### INFORMATION PROVIDED
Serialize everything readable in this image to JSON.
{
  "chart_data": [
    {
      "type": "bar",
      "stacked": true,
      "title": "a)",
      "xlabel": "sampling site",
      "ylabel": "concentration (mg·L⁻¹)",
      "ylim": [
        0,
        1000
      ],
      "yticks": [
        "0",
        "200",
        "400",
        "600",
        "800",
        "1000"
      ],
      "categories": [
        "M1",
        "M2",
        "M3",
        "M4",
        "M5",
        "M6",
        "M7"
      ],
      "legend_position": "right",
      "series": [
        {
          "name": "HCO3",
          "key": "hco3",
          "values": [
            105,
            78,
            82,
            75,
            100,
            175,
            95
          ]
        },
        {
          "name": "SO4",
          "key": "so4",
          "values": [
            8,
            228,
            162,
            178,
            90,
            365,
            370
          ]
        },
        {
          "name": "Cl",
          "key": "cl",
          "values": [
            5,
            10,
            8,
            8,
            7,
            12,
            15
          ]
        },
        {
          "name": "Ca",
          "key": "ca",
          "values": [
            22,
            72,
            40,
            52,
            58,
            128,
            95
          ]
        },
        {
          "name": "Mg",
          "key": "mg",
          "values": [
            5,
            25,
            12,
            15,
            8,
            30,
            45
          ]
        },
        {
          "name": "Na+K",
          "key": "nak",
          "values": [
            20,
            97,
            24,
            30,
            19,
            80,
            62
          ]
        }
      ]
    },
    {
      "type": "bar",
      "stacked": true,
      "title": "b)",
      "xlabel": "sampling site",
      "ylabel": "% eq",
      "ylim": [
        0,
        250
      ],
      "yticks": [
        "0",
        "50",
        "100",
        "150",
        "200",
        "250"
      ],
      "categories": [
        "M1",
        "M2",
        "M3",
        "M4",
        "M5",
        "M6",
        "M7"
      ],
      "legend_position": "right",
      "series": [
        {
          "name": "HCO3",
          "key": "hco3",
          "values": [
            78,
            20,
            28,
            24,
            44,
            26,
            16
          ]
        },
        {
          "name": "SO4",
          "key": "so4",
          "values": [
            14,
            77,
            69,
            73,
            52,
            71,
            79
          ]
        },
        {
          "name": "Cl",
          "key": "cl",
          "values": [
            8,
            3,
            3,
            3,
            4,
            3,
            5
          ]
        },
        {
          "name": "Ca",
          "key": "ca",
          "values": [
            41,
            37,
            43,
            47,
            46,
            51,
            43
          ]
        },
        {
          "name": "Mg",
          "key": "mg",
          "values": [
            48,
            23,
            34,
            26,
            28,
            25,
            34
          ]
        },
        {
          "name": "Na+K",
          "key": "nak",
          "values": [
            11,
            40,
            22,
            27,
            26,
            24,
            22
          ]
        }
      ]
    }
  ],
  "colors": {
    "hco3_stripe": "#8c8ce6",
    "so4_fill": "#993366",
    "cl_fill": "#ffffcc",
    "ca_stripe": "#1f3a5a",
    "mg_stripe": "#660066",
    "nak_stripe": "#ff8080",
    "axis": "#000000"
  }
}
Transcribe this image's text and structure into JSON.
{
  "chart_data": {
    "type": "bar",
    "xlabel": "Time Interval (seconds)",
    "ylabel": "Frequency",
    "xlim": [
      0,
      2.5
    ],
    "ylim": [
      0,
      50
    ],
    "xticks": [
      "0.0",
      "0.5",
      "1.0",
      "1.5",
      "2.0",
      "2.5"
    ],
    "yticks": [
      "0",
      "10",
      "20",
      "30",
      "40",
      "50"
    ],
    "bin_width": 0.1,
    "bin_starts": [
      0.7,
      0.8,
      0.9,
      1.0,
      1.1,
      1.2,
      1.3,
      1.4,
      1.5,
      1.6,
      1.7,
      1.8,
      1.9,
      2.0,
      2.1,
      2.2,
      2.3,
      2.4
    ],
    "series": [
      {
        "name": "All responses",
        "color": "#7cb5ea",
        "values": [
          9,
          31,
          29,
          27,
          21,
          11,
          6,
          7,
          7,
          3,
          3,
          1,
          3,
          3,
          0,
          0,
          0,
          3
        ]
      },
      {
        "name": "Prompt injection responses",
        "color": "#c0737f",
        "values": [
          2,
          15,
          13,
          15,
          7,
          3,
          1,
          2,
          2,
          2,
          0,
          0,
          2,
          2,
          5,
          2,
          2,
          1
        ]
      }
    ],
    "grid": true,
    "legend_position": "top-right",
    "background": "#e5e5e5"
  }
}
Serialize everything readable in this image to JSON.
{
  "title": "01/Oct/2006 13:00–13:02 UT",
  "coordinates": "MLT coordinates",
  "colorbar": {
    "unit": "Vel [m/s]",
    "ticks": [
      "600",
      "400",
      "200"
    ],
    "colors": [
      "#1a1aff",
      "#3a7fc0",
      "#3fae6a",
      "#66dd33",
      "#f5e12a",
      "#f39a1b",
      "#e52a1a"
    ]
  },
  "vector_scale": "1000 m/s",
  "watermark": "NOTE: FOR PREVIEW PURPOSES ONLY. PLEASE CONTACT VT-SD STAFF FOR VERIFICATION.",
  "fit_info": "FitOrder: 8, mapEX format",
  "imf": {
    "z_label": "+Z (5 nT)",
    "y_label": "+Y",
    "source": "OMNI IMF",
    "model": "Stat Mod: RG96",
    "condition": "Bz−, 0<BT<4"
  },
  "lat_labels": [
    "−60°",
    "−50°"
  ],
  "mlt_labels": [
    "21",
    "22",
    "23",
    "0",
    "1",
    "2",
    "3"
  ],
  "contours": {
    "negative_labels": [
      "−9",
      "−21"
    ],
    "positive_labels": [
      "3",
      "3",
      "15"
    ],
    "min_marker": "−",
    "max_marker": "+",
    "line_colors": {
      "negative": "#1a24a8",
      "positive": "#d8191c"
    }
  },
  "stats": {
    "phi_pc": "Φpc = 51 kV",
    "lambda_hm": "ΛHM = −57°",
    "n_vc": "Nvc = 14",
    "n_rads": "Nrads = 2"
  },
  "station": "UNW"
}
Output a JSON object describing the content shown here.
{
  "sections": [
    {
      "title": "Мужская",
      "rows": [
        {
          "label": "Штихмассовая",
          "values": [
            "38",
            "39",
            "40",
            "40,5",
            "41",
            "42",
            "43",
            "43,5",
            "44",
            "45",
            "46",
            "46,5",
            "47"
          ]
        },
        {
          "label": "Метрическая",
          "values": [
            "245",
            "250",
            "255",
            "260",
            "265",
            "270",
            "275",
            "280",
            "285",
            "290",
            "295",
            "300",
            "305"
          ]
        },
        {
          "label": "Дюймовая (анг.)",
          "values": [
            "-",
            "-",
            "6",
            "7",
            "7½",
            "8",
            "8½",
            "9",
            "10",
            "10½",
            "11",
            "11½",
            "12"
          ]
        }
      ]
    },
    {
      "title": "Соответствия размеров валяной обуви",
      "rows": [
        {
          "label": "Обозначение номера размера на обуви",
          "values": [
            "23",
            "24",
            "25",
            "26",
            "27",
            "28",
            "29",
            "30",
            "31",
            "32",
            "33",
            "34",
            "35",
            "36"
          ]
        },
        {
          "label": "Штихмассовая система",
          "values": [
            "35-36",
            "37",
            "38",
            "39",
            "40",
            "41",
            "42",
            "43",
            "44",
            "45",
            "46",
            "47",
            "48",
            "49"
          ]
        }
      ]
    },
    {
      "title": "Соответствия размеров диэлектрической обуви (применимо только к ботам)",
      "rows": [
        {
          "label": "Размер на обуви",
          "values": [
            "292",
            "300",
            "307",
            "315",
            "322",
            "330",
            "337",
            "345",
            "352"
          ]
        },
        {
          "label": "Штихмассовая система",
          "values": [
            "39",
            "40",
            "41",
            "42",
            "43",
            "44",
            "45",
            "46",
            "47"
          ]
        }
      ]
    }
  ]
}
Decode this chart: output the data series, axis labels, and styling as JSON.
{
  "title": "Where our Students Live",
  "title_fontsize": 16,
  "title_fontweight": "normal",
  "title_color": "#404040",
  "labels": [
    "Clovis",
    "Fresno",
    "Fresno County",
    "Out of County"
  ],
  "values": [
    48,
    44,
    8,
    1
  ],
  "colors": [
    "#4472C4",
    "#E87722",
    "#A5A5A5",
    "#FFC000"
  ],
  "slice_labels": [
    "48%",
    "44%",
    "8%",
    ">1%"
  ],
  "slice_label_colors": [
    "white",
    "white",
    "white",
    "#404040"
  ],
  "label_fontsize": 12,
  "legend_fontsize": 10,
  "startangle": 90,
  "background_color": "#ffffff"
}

### THE EXERCISE
Output exactly the lines from the one containing "Decode this chart: output" through the last line of the entries, both ends included.

### WRITTEN ANSWER
Decode this chart: output the data series, axis labels, and styling as JSON.
{
  "title": "Where our Students Live",
  "title_fontsize": 16,
  "title_fontweight": "normal",
  "title_color": "#404040",
  "labels": [
    "Clovis",
    "Fresno",
    "Fresno County",
    "Out of County"
  ],
  "values": [
    48,
    44,
    8,
    1
  ],
  "colors": [
    "#4472C4",
    "#E87722",
    "#A5A5A5",
    "#FFC000"
  ],
  "slice_labels": [
    "48%",
    "44%",
    "8%",
    ">1%"
  ],
  "slice_label_colors": [
    "white",
    "white",
    "white",
    "#404040"
  ],
  "label_fontsize": 12,
  "legend_fontsize": 10,
  "startangle": 90,
  "background_color": "#ffffff"
}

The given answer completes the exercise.